=== Data for this task ===
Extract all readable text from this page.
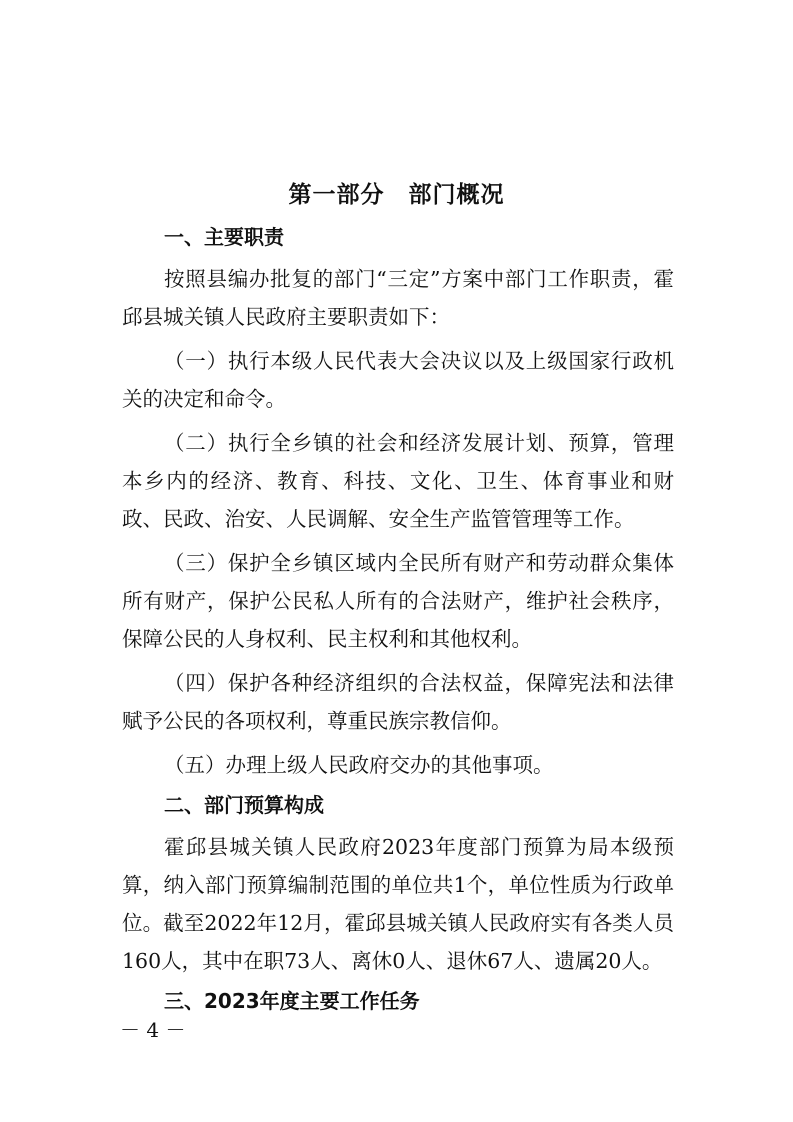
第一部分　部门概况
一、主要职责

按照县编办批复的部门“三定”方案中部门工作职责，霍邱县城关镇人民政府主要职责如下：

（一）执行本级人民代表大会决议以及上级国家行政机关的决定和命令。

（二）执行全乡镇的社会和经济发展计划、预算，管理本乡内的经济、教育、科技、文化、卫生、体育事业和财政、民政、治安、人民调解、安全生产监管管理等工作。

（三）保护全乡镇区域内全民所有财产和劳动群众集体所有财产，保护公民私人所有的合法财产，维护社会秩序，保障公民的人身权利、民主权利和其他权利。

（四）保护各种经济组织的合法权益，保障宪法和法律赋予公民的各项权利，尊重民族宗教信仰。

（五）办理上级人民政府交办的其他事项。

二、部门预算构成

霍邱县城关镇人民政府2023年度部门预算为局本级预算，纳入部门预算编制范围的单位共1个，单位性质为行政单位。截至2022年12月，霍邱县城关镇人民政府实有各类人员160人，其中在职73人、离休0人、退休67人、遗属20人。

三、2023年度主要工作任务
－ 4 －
===
=== Data for this task ===
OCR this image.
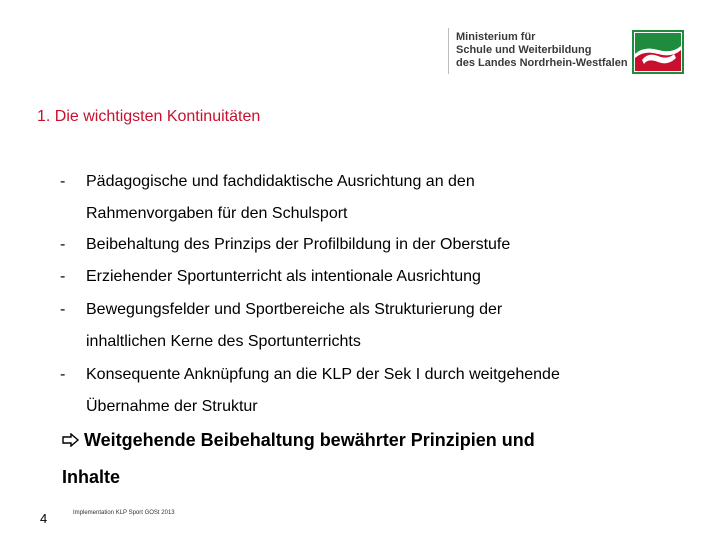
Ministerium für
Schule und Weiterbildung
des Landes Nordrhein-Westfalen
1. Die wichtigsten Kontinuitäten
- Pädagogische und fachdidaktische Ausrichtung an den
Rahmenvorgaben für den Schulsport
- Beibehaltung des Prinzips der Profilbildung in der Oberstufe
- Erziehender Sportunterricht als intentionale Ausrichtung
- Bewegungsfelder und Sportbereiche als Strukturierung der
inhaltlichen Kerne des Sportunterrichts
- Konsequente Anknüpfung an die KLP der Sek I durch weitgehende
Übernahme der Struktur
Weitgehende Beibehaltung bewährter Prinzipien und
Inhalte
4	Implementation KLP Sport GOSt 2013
===
=== Data for this task ===
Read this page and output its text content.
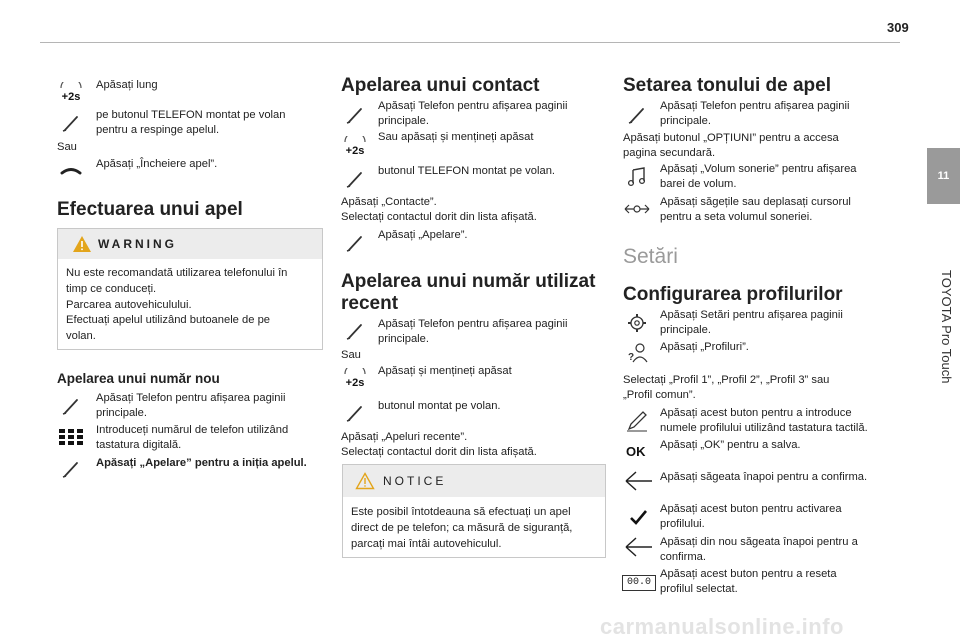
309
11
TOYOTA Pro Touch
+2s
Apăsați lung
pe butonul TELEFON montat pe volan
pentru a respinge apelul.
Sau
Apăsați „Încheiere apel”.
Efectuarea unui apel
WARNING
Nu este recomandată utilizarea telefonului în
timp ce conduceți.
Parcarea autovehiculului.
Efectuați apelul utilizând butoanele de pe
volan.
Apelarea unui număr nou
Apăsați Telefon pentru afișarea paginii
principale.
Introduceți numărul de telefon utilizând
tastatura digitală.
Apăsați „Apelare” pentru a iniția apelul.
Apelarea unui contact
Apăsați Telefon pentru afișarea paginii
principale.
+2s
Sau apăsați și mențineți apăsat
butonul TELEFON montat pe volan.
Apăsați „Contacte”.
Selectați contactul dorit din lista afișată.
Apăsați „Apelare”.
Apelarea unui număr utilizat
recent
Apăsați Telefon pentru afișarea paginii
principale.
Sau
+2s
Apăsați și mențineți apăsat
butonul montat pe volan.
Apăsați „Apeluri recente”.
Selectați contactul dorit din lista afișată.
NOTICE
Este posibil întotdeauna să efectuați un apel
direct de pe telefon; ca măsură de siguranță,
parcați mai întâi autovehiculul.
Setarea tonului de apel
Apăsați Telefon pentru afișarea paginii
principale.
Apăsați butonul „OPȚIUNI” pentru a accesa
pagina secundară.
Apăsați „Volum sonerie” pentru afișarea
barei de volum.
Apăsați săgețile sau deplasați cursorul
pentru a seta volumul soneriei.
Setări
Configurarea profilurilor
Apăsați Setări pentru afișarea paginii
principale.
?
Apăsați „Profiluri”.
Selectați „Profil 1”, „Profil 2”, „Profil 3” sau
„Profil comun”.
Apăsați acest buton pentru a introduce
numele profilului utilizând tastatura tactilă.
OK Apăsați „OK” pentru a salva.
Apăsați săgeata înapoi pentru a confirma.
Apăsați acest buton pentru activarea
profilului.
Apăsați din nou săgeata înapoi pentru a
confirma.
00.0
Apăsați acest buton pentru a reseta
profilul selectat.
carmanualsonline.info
===
▶ _Your goal_
How many lines in these entries hold the string "înapoi"? Answer with the number alone.

▶ _Answer for the task_
2